### PROMPT
Write out the full listing again, exactly as it stands.

### DATA TO PROCESS
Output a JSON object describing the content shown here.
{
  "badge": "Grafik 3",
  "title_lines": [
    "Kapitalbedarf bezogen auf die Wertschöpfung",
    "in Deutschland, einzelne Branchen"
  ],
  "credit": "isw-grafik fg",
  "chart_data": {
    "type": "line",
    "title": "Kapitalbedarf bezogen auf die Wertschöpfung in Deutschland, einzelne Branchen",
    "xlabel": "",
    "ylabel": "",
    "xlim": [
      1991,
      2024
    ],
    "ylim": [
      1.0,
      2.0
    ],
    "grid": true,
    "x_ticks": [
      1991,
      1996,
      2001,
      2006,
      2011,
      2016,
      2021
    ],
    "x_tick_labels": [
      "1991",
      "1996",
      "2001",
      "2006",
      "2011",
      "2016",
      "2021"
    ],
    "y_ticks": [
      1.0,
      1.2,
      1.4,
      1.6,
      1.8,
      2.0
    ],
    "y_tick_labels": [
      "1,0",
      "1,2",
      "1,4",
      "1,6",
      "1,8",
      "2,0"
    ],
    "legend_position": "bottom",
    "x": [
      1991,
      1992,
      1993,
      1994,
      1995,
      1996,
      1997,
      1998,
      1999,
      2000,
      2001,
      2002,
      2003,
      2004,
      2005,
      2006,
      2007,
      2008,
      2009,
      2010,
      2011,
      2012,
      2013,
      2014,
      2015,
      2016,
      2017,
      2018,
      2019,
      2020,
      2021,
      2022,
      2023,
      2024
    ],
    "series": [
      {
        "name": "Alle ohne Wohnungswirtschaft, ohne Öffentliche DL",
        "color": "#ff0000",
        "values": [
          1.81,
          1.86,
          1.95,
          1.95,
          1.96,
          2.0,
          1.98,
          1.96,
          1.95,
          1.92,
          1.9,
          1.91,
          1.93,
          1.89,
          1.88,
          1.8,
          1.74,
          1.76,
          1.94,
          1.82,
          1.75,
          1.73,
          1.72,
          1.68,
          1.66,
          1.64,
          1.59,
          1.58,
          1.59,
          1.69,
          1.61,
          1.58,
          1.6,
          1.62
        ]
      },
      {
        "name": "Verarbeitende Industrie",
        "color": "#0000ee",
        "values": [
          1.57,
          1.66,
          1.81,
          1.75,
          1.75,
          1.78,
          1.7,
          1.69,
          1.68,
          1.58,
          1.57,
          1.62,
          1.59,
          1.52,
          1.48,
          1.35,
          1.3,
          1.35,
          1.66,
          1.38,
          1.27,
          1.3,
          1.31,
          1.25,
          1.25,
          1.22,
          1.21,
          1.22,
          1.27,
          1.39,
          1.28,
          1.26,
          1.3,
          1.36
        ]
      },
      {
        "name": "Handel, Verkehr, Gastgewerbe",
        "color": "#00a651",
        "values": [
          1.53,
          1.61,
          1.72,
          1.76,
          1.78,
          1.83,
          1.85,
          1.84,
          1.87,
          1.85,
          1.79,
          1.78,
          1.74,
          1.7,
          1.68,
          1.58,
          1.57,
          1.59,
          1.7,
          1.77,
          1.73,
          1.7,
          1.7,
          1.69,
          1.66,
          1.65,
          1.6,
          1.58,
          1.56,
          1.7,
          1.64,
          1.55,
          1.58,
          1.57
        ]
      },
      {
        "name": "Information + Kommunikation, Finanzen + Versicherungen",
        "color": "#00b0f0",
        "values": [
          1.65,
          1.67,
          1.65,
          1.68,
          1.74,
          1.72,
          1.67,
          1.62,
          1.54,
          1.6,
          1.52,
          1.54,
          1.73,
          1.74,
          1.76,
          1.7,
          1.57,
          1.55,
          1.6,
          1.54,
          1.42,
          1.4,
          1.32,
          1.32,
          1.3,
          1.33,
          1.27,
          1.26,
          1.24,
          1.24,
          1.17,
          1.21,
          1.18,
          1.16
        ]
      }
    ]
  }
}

### RESPONSE BELOW
Output a JSON object describing the content shown here.
{
  "badge": "Grafik 3",
  "title_lines": [
    "Kapitalbedarf bezogen auf die Wertschöpfung",
    "in Deutschland, einzelne Branchen"
  ],
  "credit": "isw-grafik fg",
  "chart_data": {
    "type": "line",
    "title": "Kapitalbedarf bezogen auf die Wertschöpfung in Deutschland, einzelne Branchen",
    "xlabel": "",
    "ylabel": "",
    "xlim": [
      1991,
      2024
    ],
    "ylim": [
      1.0,
      2.0
    ],
    "grid": true,
    "x_ticks": [
      1991,
      1996,
      2001,
      2006,
      2011,
      2016,
      2021
    ],
    "x_tick_labels": [
      "1991",
      "1996",
      "2001",
      "2006",
      "2011",
      "2016",
      "2021"
    ],
    "y_ticks": [
      1.0,
      1.2,
      1.4,
      1.6,
      1.8,
      2.0
    ],
    "y_tick_labels": [
      "1,0",
      "1,2",
      "1,4",
      "1,6",
      "1,8",
      "2,0"
    ],
    "legend_position": "bottom",
    "x": [
      1991,
      1992,
      1993,
      1994,
      1995,
      1996,
      1997,
      1998,
      1999,
      2000,
      2001,
      2002,
      2003,
      2004,
      2005,
      2006,
      2007,
      2008,
      2009,
      2010,
      2011,
      2012,
      2013,
      2014,
      2015,
      2016,
      2017,
      2018,
      2019,
      2020,
      2021,
      2022,
      2023,
      2024
    ],
    "series": [
      {
        "name": "Alle ohne Wohnungswirtschaft, ohne Öffentliche DL",
        "color": "#ff0000",
        "values": [
          1.81,
          1.86,
          1.95,
          1.95,
          1.96,
          2.0,
          1.98,
          1.96,
          1.95,
          1.92,
          1.9,
          1.91,
          1.93,
          1.89,
          1.88,
          1.8,
          1.74,
          1.76,
          1.94,
          1.82,
          1.75,
          1.73,
          1.72,
          1.68,
          1.66,
          1.64,
          1.59,
          1.58,
          1.59,
          1.69,
          1.61,
          1.58,
          1.6,
          1.62
        ]
      },
      {
        "name": "Verarbeitende Industrie",
        "color": "#0000ee",
        "values": [
          1.57,
          1.66,
          1.81,
          1.75,
          1.75,
          1.78,
          1.7,
          1.69,
          1.68,
          1.58,
          1.57,
          1.62,
          1.59,
          1.52,
          1.48,
          1.35,
          1.3,
          1.35,
          1.66,
          1.38,
          1.27,
          1.3,
          1.31,
          1.25,
          1.25,
          1.22,
          1.21,
          1.22,
          1.27,
          1.39,
          1.28,
          1.26,
          1.3,
          1.36
        ]
      },
      {
        "name": "Handel, Verkehr, Gastgewerbe",
        "color": "#00a651",
        "values": [
          1.53,
          1.61,
          1.72,
          1.76,
          1.78,
          1.83,
          1.85,
          1.84,
          1.87,
          1.85,
          1.79,
          1.78,
          1.74,
          1.7,
          1.68,
          1.58,
          1.57,
          1.59,
          1.7,
          1.77,
          1.73,
          1.7,
          1.7,
          1.69,
          1.66,
          1.65,
          1.6,
          1.58,
          1.56,
          1.7,
          1.64,
          1.55,
          1.58,
          1.57
        ]
      },
      {
        "name": "Information + Kommunikation, Finanzen + Versicherungen",
        "color": "#00b0f0",
        "values": [
          1.65,
          1.67,
          1.65,
          1.68,
          1.74,
          1.72,
          1.67,
          1.62,
          1.54,
          1.6,
          1.52,
          1.54,
          1.73,
          1.74,
          1.76,
          1.7,
          1.57,
          1.55,
          1.6,
          1.54,
          1.42,
          1.4,
          1.32,
          1.32,
          1.3,
          1.33,
          1.27,
          1.26,
          1.24,
          1.24,
          1.17,
          1.21,
          1.18,
          1.16
        ]
      }
    ]
  }
}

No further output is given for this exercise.